**Short exercise:** Read the material below and count the lines holding the string "Zolländerungen". Give that count with nothing added.
====== Record list
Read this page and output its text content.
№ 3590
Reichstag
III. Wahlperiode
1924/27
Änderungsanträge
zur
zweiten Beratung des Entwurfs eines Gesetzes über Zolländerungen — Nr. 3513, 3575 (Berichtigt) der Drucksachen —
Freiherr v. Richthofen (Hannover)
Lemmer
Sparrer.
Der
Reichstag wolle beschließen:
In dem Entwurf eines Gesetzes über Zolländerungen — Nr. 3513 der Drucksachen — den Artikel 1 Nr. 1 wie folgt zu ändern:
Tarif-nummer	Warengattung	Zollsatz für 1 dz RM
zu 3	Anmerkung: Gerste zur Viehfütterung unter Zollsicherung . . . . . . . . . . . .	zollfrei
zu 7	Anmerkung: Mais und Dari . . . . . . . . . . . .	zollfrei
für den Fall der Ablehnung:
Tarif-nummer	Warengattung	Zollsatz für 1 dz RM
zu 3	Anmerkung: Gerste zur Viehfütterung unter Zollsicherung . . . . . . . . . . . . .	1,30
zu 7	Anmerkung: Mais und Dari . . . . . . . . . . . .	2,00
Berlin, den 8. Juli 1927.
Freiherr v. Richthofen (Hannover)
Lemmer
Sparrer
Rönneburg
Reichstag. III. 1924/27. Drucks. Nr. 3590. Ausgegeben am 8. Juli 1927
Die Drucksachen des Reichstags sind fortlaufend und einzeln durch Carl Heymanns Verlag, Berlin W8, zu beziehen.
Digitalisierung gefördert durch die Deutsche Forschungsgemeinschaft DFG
============
**Answer to this problem:** 2